── Data for this task

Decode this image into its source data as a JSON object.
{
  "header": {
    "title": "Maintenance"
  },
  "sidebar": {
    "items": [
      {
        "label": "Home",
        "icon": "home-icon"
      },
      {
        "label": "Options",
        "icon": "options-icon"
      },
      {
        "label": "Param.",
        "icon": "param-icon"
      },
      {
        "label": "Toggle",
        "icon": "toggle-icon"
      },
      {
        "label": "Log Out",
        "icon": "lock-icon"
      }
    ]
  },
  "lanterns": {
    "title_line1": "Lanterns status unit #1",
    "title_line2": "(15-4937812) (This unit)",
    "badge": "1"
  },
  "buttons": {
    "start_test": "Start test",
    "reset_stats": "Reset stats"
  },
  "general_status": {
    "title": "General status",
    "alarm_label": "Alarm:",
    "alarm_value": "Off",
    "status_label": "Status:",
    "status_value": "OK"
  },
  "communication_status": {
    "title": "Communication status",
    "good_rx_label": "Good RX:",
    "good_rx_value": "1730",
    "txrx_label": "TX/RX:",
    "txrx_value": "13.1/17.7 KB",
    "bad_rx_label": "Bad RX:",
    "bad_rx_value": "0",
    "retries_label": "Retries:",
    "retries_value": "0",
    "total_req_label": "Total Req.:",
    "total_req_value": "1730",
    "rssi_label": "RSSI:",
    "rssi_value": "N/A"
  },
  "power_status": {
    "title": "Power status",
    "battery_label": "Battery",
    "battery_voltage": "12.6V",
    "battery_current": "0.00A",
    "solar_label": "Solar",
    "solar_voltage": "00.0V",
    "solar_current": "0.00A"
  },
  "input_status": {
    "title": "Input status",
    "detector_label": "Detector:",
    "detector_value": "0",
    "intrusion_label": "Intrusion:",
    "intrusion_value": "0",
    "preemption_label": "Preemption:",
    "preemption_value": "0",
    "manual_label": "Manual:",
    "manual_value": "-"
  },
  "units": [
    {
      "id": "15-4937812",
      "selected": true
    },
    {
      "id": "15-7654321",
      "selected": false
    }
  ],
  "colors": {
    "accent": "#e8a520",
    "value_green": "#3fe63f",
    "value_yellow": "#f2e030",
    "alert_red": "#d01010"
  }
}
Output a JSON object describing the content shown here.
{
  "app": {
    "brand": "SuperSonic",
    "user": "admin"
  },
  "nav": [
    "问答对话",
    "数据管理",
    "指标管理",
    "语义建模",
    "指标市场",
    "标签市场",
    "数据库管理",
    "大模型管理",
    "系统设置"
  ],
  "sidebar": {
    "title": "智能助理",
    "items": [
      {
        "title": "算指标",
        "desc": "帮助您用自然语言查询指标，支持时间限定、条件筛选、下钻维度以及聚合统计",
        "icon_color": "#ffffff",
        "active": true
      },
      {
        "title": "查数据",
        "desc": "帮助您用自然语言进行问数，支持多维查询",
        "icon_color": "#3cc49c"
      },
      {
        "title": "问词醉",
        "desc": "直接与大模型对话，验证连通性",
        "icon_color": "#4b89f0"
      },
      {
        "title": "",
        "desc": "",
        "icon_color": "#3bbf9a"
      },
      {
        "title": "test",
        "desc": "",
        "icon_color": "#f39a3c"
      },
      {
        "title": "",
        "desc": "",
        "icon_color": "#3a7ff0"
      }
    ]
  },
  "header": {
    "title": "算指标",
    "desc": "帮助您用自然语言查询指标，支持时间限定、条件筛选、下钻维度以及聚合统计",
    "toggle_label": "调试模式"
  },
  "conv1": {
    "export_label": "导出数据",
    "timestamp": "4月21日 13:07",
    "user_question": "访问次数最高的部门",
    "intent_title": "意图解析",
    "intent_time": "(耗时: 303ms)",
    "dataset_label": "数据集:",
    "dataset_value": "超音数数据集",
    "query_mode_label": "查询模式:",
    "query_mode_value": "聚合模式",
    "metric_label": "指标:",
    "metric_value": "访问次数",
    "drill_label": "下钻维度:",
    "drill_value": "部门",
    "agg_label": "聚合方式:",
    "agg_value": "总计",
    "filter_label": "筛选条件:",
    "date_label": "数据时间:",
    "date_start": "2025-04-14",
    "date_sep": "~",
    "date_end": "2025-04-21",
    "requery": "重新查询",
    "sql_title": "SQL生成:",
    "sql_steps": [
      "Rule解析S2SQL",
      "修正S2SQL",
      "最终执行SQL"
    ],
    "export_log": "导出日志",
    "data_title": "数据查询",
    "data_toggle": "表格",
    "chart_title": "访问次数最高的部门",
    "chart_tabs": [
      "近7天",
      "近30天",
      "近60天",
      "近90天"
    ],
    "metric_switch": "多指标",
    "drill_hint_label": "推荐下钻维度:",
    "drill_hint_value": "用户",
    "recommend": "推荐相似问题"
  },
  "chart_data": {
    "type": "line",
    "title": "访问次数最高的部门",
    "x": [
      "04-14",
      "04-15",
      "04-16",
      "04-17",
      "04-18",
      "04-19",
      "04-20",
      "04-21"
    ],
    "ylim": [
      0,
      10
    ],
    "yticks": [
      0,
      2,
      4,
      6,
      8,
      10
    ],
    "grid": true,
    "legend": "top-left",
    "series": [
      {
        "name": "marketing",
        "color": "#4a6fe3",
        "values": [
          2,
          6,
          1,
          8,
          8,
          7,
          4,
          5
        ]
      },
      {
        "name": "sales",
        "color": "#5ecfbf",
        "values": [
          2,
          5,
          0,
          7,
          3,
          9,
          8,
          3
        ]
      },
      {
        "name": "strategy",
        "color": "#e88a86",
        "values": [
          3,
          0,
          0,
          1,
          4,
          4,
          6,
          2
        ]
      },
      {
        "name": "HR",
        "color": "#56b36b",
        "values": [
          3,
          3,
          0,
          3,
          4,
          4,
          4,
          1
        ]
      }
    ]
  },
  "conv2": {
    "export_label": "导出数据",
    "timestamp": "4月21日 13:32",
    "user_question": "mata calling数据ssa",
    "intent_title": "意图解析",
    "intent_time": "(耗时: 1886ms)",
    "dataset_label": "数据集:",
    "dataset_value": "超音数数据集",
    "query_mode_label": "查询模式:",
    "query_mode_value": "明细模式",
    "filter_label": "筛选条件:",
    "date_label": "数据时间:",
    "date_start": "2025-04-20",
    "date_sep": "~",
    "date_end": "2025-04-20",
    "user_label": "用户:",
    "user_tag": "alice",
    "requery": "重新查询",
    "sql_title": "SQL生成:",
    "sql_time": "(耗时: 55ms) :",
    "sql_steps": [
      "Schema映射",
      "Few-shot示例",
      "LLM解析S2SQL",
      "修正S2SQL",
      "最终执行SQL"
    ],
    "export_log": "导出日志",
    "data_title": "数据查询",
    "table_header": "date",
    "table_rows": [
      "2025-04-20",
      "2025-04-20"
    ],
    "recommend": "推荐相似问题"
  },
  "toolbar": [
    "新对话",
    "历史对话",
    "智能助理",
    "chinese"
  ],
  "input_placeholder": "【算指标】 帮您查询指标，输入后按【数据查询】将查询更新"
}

────

> _Given instruction_
Copy the material above, line for line.

> _Solution for this problem_
Decode this image into its source data as a JSON object.
{
  "header": {
    "title": "Maintenance"
  },
  "sidebar": {
    "items": [
      {
        "label": "Home",
        "icon": "home-icon"
      },
      {
        "label": "Options",
        "icon": "options-icon"
      },
      {
        "label": "Param.",
        "icon": "param-icon"
      },
      {
        "label": "Toggle",
        "icon": "toggle-icon"
      },
      {
        "label": "Log Out",
        "icon": "lock-icon"
      }
    ]
  },
  "lanterns": {
    "title_line1": "Lanterns status unit #1",
    "title_line2": "(15-4937812) (This unit)",
    "badge": "1"
  },
  "buttons": {
    "start_test": "Start test",
    "reset_stats": "Reset stats"
  },
  "general_status": {
    "title": "General status",
    "alarm_label": "Alarm:",
    "alarm_value": "Off",
    "status_label": "Status:",
    "status_value": "OK"
  },
  "communication_status": {
    "title": "Communication status",
    "good_rx_label": "Good RX:",
    "good_rx_value": "1730",
    "txrx_label": "TX/RX:",
    "txrx_value": "13.1/17.7 KB",
    "bad_rx_label": "Bad RX:",
    "bad_rx_value": "0",
    "retries_label": "Retries:",
    "retries_value": "0",
    "total_req_label": "Total Req.:",
    "total_req_value": "1730",
    "rssi_label": "RSSI:",
    "rssi_value": "N/A"
  },
  "power_status": {
    "title": "Power status",
    "battery_label": "Battery",
    "battery_voltage": "12.6V",
    "battery_current": "0.00A",
    "solar_label": "Solar",
    "solar_voltage": "00.0V",
    "solar_current": "0.00A"
  },
  "input_status": {
    "title": "Input status",
    "detector_label": "Detector:",
    "detector_value": "0",
    "intrusion_label": "Intrusion:",
    "intrusion_value": "0",
    "preemption_label": "Preemption:",
    "preemption_value": "0",
    "manual_label": "Manual:",
    "manual_value": "-"
  },
  "units": [
    {
      "id": "15-4937812",
      "selected": true
    },
    {
      "id": "15-7654321",
      "selected": false
    }
  ],
  "colors": {
    "accent": "#e8a520",
    "value_green": "#3fe63f",
    "value_yellow": "#f2e030",
    "alert_red": "#d01010"
  }
}
Output a JSON object describing the content shown here.
{
  "app": {
    "brand": "SuperSonic",
    "user": "admin"
  },
  "nav": [
    "问答对话",
    "数据管理",
    "指标管理",
    "语义建模",
    "指标市场",
    "标签市场",
    "数据库管理",
    "大模型管理",
    "系统设置"
  ],
  "sidebar": {
    "title": "智能助理",
    "items": [
      {
        "title": "算指标",
        "desc": "帮助您用自然语言查询指标，支持时间限定、条件筛选、下钻维度以及聚合统计",
        "icon_color": "#ffffff",
        "active": true
      },
      {
        "title": "查数据",
        "desc": "帮助您用自然语言进行问数，支持多维查询",
        "icon_color": "#3cc49c"
      },
      {
        "title": "问词醉",
        "desc": "直接与大模型对话，验证连通性",
        "icon_color": "#4b89f0"
      },
      {
        "title": "",
        "desc": "",
        "icon_color": "#3bbf9a"
      },
      {
        "title": "test",
        "desc": "",
        "icon_color": "#f39a3c"
      },
      {
        "title": "",
        "desc": "",
        "icon_color": "#3a7ff0"
      }
    ]
  },
  "header": {
    "title": "算指标",
    "desc": "帮助您用自然语言查询指标，支持时间限定、条件筛选、下钻维度以及聚合统计",
    "toggle_label": "调试模式"
  },
  "conv1": {
    "export_label": "导出数据",
    "timestamp": "4月21日 13:07",
    "user_question": "访问次数最高的部门",
    "intent_title": "意图解析",
    "intent_time": "(耗时: 303ms)",
    "dataset_label": "数据集:",
    "dataset_value": "超音数数据集",
    "query_mode_label": "查询模式:",
    "query_mode_value": "聚合模式",
    "metric_label": "指标:",
    "metric_value": "访问次数",
    "drill_label": "下钻维度:",
    "drill_value": "部门",
    "agg_label": "聚合方式:",
    "agg_value": "总计",
    "filter_label": "筛选条件:",
    "date_label": "数据时间:",
    "date_start": "2025-04-14",
    "date_sep": "~",
    "date_end": "2025-04-21",
    "requery": "重新查询",
    "sql_title": "SQL生成:",
    "sql_steps": [
      "Rule解析S2SQL",
      "修正S2SQL",
      "最终执行SQL"
    ],
    "export_log": "导出日志",
    "data_title": "数据查询",
    "data_toggle": "表格",
    "chart_title": "访问次数最高的部门",
    "chart_tabs": [
      "近7天",
      "近30天",
      "近60天",
      "近90天"
    ],
    "metric_switch": "多指标",
    "drill_hint_label": "推荐下钻维度:",
    "drill_hint_value": "用户",
    "recommend": "推荐相似问题"
  },
  "chart_data": {
    "type": "line",
    "title": "访问次数最高的部门",
    "x": [
      "04-14",
      "04-15",
      "04-16",
      "04-17",
      "04-18",
      "04-19",
      "04-20",
      "04-21"
    ],
    "ylim": [
      0,
      10
    ],
    "yticks": [
      0,
      2,
      4,
      6,
      8,
      10
    ],
    "grid": true,
    "legend": "top-left",
    "series": [
      {
        "name": "marketing",
        "color": "#4a6fe3",
        "values": [
          2,
          6,
          1,
          8,
          8,
          7,
          4,
          5
        ]
      },
      {
        "name": "sales",
        "color": "#5ecfbf",
        "values": [
          2,
          5,
          0,
          7,
          3,
          9,
          8,
          3
        ]
      },
      {
        "name": "strategy",
        "color": "#e88a86",
        "values": [
          3,
          0,
          0,
          1,
          4,
          4,
          6,
          2
        ]
      },
      {
        "name": "HR",
        "color": "#56b36b",
        "values": [
          3,
          3,
          0,
          3,
          4,
          4,
          4,
          1
        ]
      }
    ]
  },
  "conv2": {
    "export_label": "导出数据",
    "timestamp": "4月21日 13:32",
    "user_question": "mata calling数据ssa",
    "intent_title": "意图解析",
    "intent_time": "(耗时: 1886ms)",
    "dataset_label": "数据集:",
    "dataset_value": "超音数数据集",
    "query_mode_label": "查询模式:",
    "query_mode_value": "明细模式",
    "filter_label": "筛选条件:",
    "date_label": "数据时间:",
    "date_start": "2025-04-20",
    "date_sep": "~",
    "date_end": "2025-04-20",
    "user_label": "用户:",
    "user_tag": "alice",
    "requery": "重新查询",
    "sql_title": "SQL生成:",
    "sql_time": "(耗时: 55ms) :",
    "sql_steps": [
      "Schema映射",
      "Few-shot示例",
      "LLM解析S2SQL",
      "修正S2SQL",
      "最终执行SQL"
    ],
    "export_log": "导出日志",
    "data_title": "数据查询",
    "table_header": "date",
    "table_rows": [
      "2025-04-20",
      "2025-04-20"
    ],
    "recommend": "推荐相似问题"
  },
  "toolbar": [
    "新对话",
    "历史对话",
    "智能助理",
    "chinese"
  ],
  "input_placeholder": "【算指标】 帮您查询指标，输入后按【数据查询】将查询更新"
}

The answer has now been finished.